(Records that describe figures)
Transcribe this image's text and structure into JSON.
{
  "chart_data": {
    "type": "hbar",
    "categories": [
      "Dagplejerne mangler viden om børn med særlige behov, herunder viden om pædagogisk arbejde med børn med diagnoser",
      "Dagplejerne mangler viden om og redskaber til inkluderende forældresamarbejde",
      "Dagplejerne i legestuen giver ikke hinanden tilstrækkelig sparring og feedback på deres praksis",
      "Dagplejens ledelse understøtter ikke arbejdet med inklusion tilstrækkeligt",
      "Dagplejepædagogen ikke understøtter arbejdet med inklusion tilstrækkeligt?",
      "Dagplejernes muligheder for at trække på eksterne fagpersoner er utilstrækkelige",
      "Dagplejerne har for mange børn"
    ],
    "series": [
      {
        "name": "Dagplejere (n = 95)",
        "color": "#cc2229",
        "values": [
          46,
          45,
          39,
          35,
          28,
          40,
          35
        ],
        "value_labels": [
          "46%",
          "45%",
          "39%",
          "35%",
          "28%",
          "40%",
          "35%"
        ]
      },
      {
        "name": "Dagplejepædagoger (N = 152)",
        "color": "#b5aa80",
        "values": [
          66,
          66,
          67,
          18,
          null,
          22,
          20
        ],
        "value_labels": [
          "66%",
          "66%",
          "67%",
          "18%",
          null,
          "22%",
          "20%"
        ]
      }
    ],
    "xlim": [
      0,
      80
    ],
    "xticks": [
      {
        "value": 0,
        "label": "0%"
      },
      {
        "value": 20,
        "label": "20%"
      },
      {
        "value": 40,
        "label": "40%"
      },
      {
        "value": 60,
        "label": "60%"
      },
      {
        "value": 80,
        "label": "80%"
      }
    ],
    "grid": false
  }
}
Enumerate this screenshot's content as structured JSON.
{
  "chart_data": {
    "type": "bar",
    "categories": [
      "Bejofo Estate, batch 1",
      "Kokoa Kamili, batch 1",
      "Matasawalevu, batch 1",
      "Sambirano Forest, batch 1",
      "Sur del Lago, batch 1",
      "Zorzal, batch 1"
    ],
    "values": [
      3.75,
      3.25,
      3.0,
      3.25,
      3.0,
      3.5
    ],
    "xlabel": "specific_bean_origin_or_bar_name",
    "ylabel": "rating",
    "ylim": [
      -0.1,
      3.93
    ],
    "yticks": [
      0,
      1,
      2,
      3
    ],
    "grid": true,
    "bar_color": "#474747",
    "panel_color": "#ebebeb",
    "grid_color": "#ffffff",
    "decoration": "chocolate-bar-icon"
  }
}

• **GOAL**
Copy every line in the entries above that has the string "understøtter" in it.

• **CORRECT ANSWER**
      "Dagplejens ledelse understøtter ikke arbejdet med inklusion tilstrækkeligt",
      "Dagplejepædagogen ikke understøtter arbejdet med inklusion tilstrækkeligt?",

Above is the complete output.